■ **EXERCISE MATERIAL**:
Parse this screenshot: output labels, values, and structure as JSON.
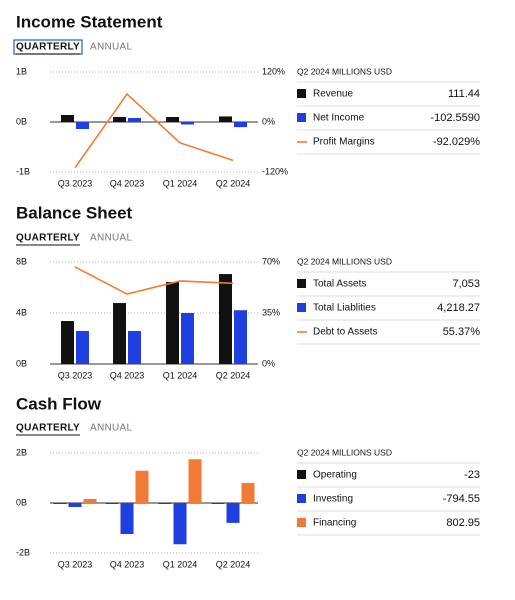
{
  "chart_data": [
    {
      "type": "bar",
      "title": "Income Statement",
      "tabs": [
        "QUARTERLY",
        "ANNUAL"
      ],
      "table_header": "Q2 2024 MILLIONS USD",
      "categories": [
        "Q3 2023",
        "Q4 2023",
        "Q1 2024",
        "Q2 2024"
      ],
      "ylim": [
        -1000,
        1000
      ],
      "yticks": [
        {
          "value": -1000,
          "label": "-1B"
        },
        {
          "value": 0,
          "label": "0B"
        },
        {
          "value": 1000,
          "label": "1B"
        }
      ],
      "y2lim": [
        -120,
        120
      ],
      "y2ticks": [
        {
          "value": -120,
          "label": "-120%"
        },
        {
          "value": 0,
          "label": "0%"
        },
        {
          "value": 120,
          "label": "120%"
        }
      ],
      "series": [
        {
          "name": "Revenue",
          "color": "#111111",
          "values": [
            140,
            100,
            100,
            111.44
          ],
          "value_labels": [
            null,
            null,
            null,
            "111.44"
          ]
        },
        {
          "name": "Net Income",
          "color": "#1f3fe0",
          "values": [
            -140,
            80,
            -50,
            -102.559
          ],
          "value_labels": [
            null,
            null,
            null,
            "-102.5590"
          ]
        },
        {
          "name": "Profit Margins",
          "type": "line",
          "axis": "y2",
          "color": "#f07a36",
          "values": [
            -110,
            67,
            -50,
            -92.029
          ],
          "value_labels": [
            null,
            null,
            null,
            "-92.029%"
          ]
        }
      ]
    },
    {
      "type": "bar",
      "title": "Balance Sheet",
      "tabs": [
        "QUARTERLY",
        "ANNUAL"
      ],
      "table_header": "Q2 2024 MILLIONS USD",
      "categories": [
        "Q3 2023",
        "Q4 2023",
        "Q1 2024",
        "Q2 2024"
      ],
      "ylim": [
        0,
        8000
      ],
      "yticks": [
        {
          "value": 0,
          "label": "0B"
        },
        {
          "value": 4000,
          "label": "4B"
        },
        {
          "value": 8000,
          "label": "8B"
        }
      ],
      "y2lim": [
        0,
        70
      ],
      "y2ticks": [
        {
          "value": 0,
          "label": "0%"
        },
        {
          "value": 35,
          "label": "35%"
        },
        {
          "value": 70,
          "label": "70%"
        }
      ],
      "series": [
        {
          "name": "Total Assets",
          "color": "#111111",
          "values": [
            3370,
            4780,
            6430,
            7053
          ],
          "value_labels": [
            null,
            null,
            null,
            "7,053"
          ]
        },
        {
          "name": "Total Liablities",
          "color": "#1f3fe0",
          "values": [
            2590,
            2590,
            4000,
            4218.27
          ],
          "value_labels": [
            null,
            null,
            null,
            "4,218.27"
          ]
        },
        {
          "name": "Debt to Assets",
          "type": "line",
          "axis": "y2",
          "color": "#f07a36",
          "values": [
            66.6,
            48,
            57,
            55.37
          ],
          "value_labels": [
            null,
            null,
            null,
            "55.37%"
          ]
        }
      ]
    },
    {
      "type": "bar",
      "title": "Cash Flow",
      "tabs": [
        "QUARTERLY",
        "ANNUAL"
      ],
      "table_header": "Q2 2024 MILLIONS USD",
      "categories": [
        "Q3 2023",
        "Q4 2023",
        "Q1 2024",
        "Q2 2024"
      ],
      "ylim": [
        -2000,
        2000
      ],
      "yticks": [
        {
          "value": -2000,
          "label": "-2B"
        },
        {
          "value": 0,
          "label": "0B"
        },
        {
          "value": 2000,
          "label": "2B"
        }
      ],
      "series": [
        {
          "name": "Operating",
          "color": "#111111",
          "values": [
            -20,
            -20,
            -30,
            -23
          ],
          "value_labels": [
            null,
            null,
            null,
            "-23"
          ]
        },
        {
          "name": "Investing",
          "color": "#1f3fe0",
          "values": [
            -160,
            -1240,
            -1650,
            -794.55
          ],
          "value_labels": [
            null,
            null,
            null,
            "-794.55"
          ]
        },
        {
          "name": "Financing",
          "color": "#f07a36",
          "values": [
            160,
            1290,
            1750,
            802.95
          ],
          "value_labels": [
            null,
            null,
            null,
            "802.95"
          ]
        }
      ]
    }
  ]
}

■ **WRITTEN PROBLEM**:
Produce an exact copy of each line of data, skipping embedded images.

■ **SOLUTION FOR THIS TASK**:
Parse this screenshot: output labels, values, and structure as JSON.
{
  "chart_data": [
    {
      "type": "bar",
      "title": "Income Statement",
      "tabs": [
        "QUARTERLY",
        "ANNUAL"
      ],
      "table_header": "Q2 2024 MILLIONS USD",
      "categories": [
        "Q3 2023",
        "Q4 2023",
        "Q1 2024",
        "Q2 2024"
      ],
      "ylim": [
        -1000,
        1000
      ],
      "yticks": [
        {
          "value": -1000,
          "label": "-1B"
        },
        {
          "value": 0,
          "label": "0B"
        },
        {
          "value": 1000,
          "label": "1B"
        }
      ],
      "y2lim": [
        -120,
        120
      ],
      "y2ticks": [
        {
          "value": -120,
          "label": "-120%"
        },
        {
          "value": 0,
          "label": "0%"
        },
        {
          "value": 120,
          "label": "120%"
        }
      ],
      "series": [
        {
          "name": "Revenue",
          "color": "#111111",
          "values": [
            140,
            100,
            100,
            111.44
          ],
          "value_labels": [
            null,
            null,
            null,
            "111.44"
          ]
        },
        {
          "name": "Net Income",
          "color": "#1f3fe0",
          "values": [
            -140,
            80,
            -50,
            -102.559
          ],
          "value_labels": [
            null,
            null,
            null,
            "-102.5590"
          ]
        },
        {
          "name": "Profit Margins",
          "type": "line",
          "axis": "y2",
          "color": "#f07a36",
          "values": [
            -110,
            67,
            -50,
            -92.029
          ],
          "value_labels": [
            null,
            null,
            null,
            "-92.029%"
          ]
        }
      ]
    },
    {
      "type": "bar",
      "title": "Balance Sheet",
      "tabs": [
        "QUARTERLY",
        "ANNUAL"
      ],
      "table_header": "Q2 2024 MILLIONS USD",
      "categories": [
        "Q3 2023",
        "Q4 2023",
        "Q1 2024",
        "Q2 2024"
      ],
      "ylim": [
        0,
        8000
      ],
      "yticks": [
        {
          "value": 0,
          "label": "0B"
        },
        {
          "value": 4000,
          "label": "4B"
        },
        {
          "value": 8000,
          "label": "8B"
        }
      ],
      "y2lim": [
        0,
        70
      ],
      "y2ticks": [
        {
          "value": 0,
          "label": "0%"
        },
        {
          "value": 35,
          "label": "35%"
        },
        {
          "value": 70,
          "label": "70%"
        }
      ],
      "series": [
        {
          "name": "Total Assets",
          "color": "#111111",
          "values": [
            3370,
            4780,
            6430,
            7053
          ],
          "value_labels": [
            null,
            null,
            null,
            "7,053"
          ]
        },
        {
          "name": "Total Liablities",
          "color": "#1f3fe0",
          "values": [
            2590,
            2590,
            4000,
            4218.27
          ],
          "value_labels": [
            null,
            null,
            null,
            "4,218.27"
          ]
        },
        {
          "name": "Debt to Assets",
          "type": "line",
          "axis": "y2",
          "color": "#f07a36",
          "values": [
            66.6,
            48,
            57,
            55.37
          ],
          "value_labels": [
            null,
            null,
            null,
            "55.37%"
          ]
        }
      ]
    },
    {
      "type": "bar",
      "title": "Cash Flow",
      "tabs": [
        "QUARTERLY",
        "ANNUAL"
      ],
      "table_header": "Q2 2024 MILLIONS USD",
      "categories": [
        "Q3 2023",
        "Q4 2023",
        "Q1 2024",
        "Q2 2024"
      ],
      "ylim": [
        -2000,
        2000
      ],
      "yticks": [
        {
          "value": -2000,
          "label": "-2B"
        },
        {
          "value": 0,
          "label": "0B"
        },
        {
          "value": 2000,
          "label": "2B"
        }
      ],
      "series": [
        {
          "name": "Operating",
          "color": "#111111",
          "values": [
            -20,
            -20,
            -30,
            -23
          ],
          "value_labels": [
            null,
            null,
            null,
            "-23"
          ]
        },
        {
          "name": "Investing",
          "color": "#1f3fe0",
          "values": [
            -160,
            -1240,
            -1650,
            -794.55
          ],
          "value_labels": [
            null,
            null,
            null,
            "-794.55"
          ]
        },
        {
          "name": "Financing",
          "color": "#f07a36",
          "values": [
            160,
            1290,
            1750,
            802.95
          ],
          "value_labels": [
            null,
            null,
            null,
            "802.95"
          ]
        }
      ]
    }
  ]
}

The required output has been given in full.